- _What is being asked_
Without including the pictures, copy out every line below.

- _Dataset excerpts_

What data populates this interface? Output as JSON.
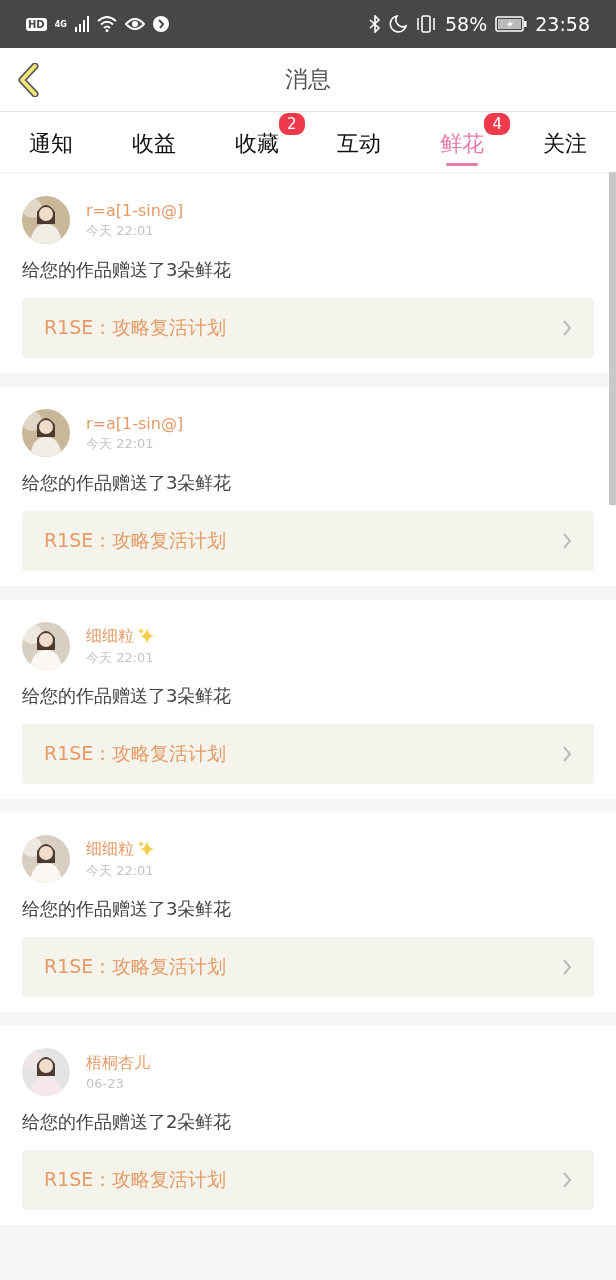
{
  "status_bar": {
    "hd": "HD",
    "network": "4G",
    "battery": "58%",
    "time": "23:58"
  },
  "header": {
    "title": "消息"
  },
  "tabs": [
    {
      "label": "通知",
      "selected": false
    },
    {
      "label": "收益",
      "selected": false
    },
    {
      "label": "收藏",
      "selected": false,
      "badge": "2"
    },
    {
      "label": "互动",
      "selected": false
    },
    {
      "label": "鲜花",
      "selected": true,
      "badge": "4"
    },
    {
      "label": "关注",
      "selected": false
    }
  ],
  "messages": [
    {
      "user": "r=a[1-sin@]",
      "sparkle": false,
      "time": "今天 22:01",
      "text": "给您的作品赠送了3朵鲜花",
      "work_prefix": "R1SE：",
      "work_title": "攻略复活计划"
    },
    {
      "user": "r=a[1-sin@]",
      "sparkle": false,
      "time": "今天 22:01",
      "text": "给您的作品赠送了3朵鲜花",
      "work_prefix": "R1SE：",
      "work_title": "攻略复活计划"
    },
    {
      "user": "细细粒",
      "sparkle": true,
      "time": "今天 22:01",
      "text": "给您的作品赠送了3朵鲜花",
      "work_prefix": "R1SE：",
      "work_title": "攻略复活计划"
    },
    {
      "user": "细细粒",
      "sparkle": true,
      "time": "今天 22:01",
      "text": "给您的作品赠送了3朵鲜花",
      "work_prefix": "R1SE：",
      "work_title": "攻略复活计划"
    },
    {
      "user": "梧桐杏儿",
      "sparkle": false,
      "time": "06-23",
      "text": "给您的作品赠送了2朵鲜花",
      "work_prefix": "R1SE：",
      "work_title": "攻略复活计划"
    }
  ]
}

- _Response_
What data populates this interface? Output as JSON.
{
  "status_bar": {
    "hd": "HD",
    "network": "4G",
    "battery": "58%",
    "time": "23:58"
  },
  "header": {
    "title": "消息"
  },
  "tabs": [
    {
      "label": "通知",
      "selected": false
    },
    {
      "label": "收益",
      "selected": false
    },
    {
      "label": "收藏",
      "selected": false,
      "badge": "2"
    },
    {
      "label": "互动",
      "selected": false
    },
    {
      "label": "鲜花",
      "selected": true,
      "badge": "4"
    },
    {
      "label": "关注",
      "selected": false
    }
  ],
  "messages": [
    {
      "user": "r=a[1-sin@]",
      "sparkle": false,
      "time": "今天 22:01",
      "text": "给您的作品赠送了3朵鲜花",
      "work_prefix": "R1SE：",
      "work_title": "攻略复活计划"
    },
    {
      "user": "r=a[1-sin@]",
      "sparkle": false,
      "time": "今天 22:01",
      "text": "给您的作品赠送了3朵鲜花",
      "work_prefix": "R1SE：",
      "work_title": "攻略复活计划"
    },
    {
      "user": "细细粒",
      "sparkle": true,
      "time": "今天 22:01",
      "text": "给您的作品赠送了3朵鲜花",
      "work_prefix": "R1SE：",
      "work_title": "攻略复活计划"
    },
    {
      "user": "细细粒",
      "sparkle": true,
      "time": "今天 22:01",
      "text": "给您的作品赠送了3朵鲜花",
      "work_prefix": "R1SE：",
      "work_title": "攻略复活计划"
    },
    {
      "user": "梧桐杏儿",
      "sparkle": false,
      "time": "06-23",
      "text": "给您的作品赠送了2朵鲜花",
      "work_prefix": "R1SE：",
      "work_title": "攻略复活计划"
    }
  ]
}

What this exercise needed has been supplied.